(Set task): Filter these entries, keeping only lines that hold the word "widths".
····················
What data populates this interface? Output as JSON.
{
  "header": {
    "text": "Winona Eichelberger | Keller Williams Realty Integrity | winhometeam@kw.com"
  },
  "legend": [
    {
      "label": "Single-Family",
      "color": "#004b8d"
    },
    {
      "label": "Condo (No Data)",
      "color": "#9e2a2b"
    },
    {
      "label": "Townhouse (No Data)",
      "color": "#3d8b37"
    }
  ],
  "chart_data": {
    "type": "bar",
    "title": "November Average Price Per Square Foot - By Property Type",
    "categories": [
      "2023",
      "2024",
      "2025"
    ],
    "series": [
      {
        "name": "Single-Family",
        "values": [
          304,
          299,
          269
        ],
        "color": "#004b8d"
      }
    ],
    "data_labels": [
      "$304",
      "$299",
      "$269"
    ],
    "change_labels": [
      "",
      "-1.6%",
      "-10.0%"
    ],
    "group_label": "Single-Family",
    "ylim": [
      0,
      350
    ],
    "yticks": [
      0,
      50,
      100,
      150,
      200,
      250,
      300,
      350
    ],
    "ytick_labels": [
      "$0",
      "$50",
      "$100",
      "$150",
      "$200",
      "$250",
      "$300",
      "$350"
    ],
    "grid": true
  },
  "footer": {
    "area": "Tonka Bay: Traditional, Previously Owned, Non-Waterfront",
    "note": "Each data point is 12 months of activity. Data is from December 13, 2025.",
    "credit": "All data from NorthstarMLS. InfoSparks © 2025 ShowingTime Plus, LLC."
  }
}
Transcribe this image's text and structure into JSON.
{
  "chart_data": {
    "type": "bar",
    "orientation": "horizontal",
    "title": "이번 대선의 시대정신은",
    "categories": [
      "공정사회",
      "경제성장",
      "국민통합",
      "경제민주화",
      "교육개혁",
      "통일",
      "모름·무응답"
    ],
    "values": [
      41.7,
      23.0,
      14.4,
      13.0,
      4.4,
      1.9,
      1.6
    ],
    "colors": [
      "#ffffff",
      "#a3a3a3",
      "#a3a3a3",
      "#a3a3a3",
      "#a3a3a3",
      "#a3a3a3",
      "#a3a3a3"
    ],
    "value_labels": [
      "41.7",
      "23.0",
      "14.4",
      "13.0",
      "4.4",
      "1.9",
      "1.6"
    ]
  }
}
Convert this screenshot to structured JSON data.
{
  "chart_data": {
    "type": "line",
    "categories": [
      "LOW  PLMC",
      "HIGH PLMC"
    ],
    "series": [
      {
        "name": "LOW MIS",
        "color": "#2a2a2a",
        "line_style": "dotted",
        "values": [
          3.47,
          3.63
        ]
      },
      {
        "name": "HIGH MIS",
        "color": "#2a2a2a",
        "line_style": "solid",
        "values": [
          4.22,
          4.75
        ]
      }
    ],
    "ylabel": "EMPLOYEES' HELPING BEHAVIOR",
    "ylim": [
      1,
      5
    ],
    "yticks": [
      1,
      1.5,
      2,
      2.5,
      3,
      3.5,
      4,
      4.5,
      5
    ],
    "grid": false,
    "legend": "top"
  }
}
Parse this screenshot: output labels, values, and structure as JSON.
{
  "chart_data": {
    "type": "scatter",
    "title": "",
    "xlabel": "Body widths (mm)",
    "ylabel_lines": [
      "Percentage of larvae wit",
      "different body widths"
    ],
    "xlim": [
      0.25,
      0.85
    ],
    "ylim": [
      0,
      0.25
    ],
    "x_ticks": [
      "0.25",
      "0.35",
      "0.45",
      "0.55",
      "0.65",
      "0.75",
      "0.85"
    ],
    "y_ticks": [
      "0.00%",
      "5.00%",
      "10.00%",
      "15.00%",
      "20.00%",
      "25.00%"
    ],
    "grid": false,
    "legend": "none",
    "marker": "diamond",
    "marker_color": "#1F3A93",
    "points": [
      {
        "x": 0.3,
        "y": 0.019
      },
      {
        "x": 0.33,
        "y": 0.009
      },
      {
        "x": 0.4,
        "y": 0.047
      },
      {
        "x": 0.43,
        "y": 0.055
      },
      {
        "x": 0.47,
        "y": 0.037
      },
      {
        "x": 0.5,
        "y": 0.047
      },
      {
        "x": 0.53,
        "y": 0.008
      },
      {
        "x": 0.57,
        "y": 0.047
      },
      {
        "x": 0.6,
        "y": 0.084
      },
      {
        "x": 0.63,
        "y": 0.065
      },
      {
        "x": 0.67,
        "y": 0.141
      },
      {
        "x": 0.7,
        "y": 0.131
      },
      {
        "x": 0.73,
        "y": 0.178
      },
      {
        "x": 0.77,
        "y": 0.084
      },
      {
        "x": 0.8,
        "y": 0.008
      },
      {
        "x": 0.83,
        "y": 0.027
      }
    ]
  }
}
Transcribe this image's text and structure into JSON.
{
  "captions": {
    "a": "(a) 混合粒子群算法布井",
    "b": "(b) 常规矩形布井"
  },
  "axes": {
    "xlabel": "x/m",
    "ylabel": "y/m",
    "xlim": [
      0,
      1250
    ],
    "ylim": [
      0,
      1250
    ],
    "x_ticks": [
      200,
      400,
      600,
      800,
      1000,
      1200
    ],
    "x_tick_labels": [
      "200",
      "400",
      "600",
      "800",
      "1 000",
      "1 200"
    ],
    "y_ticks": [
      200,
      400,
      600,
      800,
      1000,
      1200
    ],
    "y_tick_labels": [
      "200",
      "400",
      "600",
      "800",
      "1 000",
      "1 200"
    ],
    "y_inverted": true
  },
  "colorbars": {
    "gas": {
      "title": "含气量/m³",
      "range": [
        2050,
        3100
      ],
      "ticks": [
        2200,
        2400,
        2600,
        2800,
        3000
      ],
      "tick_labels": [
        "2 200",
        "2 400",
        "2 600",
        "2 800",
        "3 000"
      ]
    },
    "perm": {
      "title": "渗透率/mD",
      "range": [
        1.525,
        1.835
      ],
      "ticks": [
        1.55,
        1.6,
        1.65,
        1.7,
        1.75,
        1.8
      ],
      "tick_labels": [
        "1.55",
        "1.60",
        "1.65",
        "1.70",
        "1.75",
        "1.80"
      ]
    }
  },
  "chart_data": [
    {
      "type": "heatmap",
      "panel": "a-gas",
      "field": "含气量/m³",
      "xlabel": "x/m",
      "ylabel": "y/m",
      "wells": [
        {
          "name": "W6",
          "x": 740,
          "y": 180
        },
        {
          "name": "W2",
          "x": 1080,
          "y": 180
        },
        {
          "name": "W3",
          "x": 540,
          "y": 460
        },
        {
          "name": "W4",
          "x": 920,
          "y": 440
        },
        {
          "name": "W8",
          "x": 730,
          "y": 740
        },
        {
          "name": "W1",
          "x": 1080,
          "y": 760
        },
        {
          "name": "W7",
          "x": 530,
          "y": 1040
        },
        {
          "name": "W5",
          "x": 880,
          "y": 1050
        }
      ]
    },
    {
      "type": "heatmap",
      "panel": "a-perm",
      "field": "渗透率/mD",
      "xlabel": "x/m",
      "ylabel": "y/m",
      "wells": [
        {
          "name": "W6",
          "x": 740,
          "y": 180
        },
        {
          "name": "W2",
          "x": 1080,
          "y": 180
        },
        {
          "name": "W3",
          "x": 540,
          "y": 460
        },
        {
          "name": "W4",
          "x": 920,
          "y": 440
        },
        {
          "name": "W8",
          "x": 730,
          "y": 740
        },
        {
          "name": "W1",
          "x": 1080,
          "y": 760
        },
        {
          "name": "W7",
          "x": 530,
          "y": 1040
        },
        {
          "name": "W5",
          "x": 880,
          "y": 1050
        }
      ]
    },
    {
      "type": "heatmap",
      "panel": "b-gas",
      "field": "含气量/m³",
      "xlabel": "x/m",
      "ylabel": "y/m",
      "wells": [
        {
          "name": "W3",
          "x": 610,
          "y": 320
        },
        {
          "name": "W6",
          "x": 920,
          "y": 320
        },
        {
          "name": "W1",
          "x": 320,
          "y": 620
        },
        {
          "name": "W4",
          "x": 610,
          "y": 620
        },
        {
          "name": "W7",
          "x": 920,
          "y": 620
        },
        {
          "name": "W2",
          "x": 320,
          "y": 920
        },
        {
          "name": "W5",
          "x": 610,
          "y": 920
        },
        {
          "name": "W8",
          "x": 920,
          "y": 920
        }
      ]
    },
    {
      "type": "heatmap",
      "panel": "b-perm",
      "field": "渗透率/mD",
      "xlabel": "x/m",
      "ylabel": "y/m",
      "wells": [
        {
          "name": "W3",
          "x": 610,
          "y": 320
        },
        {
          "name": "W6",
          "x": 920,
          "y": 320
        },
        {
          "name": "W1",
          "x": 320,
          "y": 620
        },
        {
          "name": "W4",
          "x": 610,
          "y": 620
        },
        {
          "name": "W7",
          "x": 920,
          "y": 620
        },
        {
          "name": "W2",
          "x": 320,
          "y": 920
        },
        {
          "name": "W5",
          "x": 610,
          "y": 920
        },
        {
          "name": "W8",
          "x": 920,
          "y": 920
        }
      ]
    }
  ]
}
····················
(Exercise result):
    "xlabel": "Body widths (mm)",
      "different body widths"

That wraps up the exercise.